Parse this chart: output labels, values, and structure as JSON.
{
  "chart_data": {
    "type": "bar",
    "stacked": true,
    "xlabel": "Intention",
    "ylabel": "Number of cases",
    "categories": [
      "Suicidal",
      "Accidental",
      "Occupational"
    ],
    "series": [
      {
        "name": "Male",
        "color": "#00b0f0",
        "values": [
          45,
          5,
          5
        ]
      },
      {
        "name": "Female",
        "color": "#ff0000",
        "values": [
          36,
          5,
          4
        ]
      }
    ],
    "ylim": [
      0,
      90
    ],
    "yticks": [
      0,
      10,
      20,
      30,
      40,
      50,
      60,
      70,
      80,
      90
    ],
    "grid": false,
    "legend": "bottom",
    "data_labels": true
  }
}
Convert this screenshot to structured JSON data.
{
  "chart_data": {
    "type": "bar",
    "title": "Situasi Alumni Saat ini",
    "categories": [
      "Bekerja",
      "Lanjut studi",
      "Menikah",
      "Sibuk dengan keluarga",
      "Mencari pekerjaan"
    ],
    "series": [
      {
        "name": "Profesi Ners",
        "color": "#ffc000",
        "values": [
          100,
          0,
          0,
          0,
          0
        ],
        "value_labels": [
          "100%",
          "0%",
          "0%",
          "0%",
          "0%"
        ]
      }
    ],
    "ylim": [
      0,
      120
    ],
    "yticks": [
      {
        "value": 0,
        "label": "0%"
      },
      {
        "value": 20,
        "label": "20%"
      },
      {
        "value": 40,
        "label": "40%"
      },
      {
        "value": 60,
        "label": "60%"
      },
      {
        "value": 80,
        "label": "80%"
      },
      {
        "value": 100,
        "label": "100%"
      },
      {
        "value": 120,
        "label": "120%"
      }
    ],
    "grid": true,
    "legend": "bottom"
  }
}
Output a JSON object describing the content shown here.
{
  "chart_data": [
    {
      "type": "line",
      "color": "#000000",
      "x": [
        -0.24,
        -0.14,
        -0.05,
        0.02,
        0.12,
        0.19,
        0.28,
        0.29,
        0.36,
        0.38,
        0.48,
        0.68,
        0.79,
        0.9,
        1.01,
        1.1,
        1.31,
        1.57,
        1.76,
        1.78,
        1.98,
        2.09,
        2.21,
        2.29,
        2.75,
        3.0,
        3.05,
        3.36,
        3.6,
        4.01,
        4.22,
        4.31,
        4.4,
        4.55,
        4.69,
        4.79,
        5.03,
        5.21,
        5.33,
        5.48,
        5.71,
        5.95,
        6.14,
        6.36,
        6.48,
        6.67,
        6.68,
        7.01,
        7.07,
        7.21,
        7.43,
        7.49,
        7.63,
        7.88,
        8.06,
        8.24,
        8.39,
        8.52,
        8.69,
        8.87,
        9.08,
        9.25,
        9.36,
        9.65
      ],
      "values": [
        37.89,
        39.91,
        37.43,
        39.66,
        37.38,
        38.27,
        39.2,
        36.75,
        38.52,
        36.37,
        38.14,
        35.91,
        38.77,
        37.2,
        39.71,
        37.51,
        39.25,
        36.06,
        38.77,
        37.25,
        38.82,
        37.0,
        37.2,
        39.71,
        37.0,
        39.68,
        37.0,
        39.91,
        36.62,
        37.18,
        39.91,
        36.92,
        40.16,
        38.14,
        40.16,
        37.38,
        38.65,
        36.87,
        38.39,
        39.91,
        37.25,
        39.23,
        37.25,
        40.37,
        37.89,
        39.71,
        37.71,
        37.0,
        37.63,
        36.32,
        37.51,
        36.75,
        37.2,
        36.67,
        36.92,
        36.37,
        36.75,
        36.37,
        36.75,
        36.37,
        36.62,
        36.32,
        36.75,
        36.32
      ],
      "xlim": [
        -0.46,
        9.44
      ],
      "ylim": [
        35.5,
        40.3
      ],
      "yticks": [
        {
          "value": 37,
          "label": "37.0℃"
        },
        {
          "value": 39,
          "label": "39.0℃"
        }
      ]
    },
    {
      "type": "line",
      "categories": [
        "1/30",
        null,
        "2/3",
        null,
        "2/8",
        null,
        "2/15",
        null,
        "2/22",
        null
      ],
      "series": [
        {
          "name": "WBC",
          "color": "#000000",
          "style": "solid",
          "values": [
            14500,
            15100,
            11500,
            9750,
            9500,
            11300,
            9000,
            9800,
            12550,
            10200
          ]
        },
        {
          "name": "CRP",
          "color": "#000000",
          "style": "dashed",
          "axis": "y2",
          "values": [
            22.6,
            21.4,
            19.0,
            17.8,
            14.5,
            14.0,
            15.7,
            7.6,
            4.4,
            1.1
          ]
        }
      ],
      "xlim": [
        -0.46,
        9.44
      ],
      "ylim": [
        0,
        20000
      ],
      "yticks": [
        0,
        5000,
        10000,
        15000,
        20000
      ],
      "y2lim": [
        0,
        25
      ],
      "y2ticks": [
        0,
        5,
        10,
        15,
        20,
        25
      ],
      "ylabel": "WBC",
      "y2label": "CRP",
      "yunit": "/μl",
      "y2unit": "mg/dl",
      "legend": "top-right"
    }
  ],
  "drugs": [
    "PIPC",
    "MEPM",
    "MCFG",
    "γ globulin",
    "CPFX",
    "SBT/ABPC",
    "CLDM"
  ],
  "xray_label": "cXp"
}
· · · ·
* _Exercise goal_: Extract every record and return it verbatim.

* _Full response_:
Parse this chart: output labels, values, and structure as JSON.
{
  "chart_data": {
    "type": "bar",
    "stacked": true,
    "xlabel": "Intention",
    "ylabel": "Number of cases",
    "categories": [
      "Suicidal",
      "Accidental",
      "Occupational"
    ],
    "series": [
      {
        "name": "Male",
        "color": "#00b0f0",
        "values": [
          45,
          5,
          5
        ]
      },
      {
        "name": "Female",
        "color": "#ff0000",
        "values": [
          36,
          5,
          4
        ]
      }
    ],
    "ylim": [
      0,
      90
    ],
    "yticks": [
      0,
      10,
      20,
      30,
      40,
      50,
      60,
      70,
      80,
      90
    ],
    "grid": false,
    "legend": "bottom",
    "data_labels": true
  }
}
Convert this screenshot to structured JSON data.
{
  "chart_data": {
    "type": "bar",
    "title": "Situasi Alumni Saat ini",
    "categories": [
      "Bekerja",
      "Lanjut studi",
      "Menikah",
      "Sibuk dengan keluarga",
      "Mencari pekerjaan"
    ],
    "series": [
      {
        "name": "Profesi Ners",
        "color": "#ffc000",
        "values": [
          100,
          0,
          0,
          0,
          0
        ],
        "value_labels": [
          "100%",
          "0%",
          "0%",
          "0%",
          "0%"
        ]
      }
    ],
    "ylim": [
      0,
      120
    ],
    "yticks": [
      {
        "value": 0,
        "label": "0%"
      },
      {
        "value": 20,
        "label": "20%"
      },
      {
        "value": 40,
        "label": "40%"
      },
      {
        "value": 60,
        "label": "60%"
      },
      {
        "value": 80,
        "label": "80%"
      },
      {
        "value": 100,
        "label": "100%"
      },
      {
        "value": 120,
        "label": "120%"
      }
    ],
    "grid": true,
    "legend": "bottom"
  }
}
Output a JSON object describing the content shown here.
{
  "chart_data": [
    {
      "type": "line",
      "color": "#000000",
      "x": [
        -0.24,
        -0.14,
        -0.05,
        0.02,
        0.12,
        0.19,
        0.28,
        0.29,
        0.36,
        0.38,
        0.48,
        0.68,
        0.79,
        0.9,
        1.01,
        1.1,
        1.31,
        1.57,
        1.76,
        1.78,
        1.98,
        2.09,
        2.21,
        2.29,
        2.75,
        3.0,
        3.05,
        3.36,
        3.6,
        4.01,
        4.22,
        4.31,
        4.4,
        4.55,
        4.69,
        4.79,
        5.03,
        5.21,
        5.33,
        5.48,
        5.71,
        5.95,
        6.14,
        6.36,
        6.48,
        6.67,
        6.68,
        7.01,
        7.07,
        7.21,
        7.43,
        7.49,
        7.63,
        7.88,
        8.06,
        8.24,
        8.39,
        8.52,
        8.69,
        8.87,
        9.08,
        9.25,
        9.36,
        9.65
      ],
      "values": [
        37.89,
        39.91,
        37.43,
        39.66,
        37.38,
        38.27,
        39.2,
        36.75,
        38.52,
        36.37,
        38.14,
        35.91,
        38.77,
        37.2,
        39.71,
        37.51,
        39.25,
        36.06,
        38.77,
        37.25,
        38.82,
        37.0,
        37.2,
        39.71,
        37.0,
        39.68,
        37.0,
        39.91,
        36.62,
        37.18,
        39.91,
        36.92,
        40.16,
        38.14,
        40.16,
        37.38,
        38.65,
        36.87,
        38.39,
        39.91,
        37.25,
        39.23,
        37.25,
        40.37,
        37.89,
        39.71,
        37.71,
        37.0,
        37.63,
        36.32,
        37.51,
        36.75,
        37.2,
        36.67,
        36.92,
        36.37,
        36.75,
        36.37,
        36.75,
        36.37,
        36.62,
        36.32,
        36.75,
        36.32
      ],
      "xlim": [
        -0.46,
        9.44
      ],
      "ylim": [
        35.5,
        40.3
      ],
      "yticks": [
        {
          "value": 37,
          "label": "37.0℃"
        },
        {
          "value": 39,
          "label": "39.0℃"
        }
      ]
    },
    {
      "type": "line",
      "categories": [
        "1/30",
        null,
        "2/3",
        null,
        "2/8",
        null,
        "2/15",
        null,
        "2/22",
        null
      ],
      "series": [
        {
          "name": "WBC",
          "color": "#000000",
          "style": "solid",
          "values": [
            14500,
            15100,
            11500,
            9750,
            9500,
            11300,
            9000,
            9800,
            12550,
            10200
          ]
        },
        {
          "name": "CRP",
          "color": "#000000",
          "style": "dashed",
          "axis": "y2",
          "values": [
            22.6,
            21.4,
            19.0,
            17.8,
            14.5,
            14.0,
            15.7,
            7.6,
            4.4,
            1.1
          ]
        }
      ],
      "xlim": [
        -0.46,
        9.44
      ],
      "ylim": [
        0,
        20000
      ],
      "yticks": [
        0,
        5000,
        10000,
        15000,
        20000
      ],
      "y2lim": [
        0,
        25
      ],
      "y2ticks": [
        0,
        5,
        10,
        15,
        20,
        25
      ],
      "ylabel": "WBC",
      "y2label": "CRP",
      "yunit": "/μl",
      "y2unit": "mg/dl",
      "legend": "top-right"
    }
  ],
  "drugs": [
    "PIPC",
    "MEPM",
    "MCFG",
    "γ globulin",
    "CPFX",
    "SBT/ABPC",
    "CLDM"
  ],
  "xray_label": "cXp"
}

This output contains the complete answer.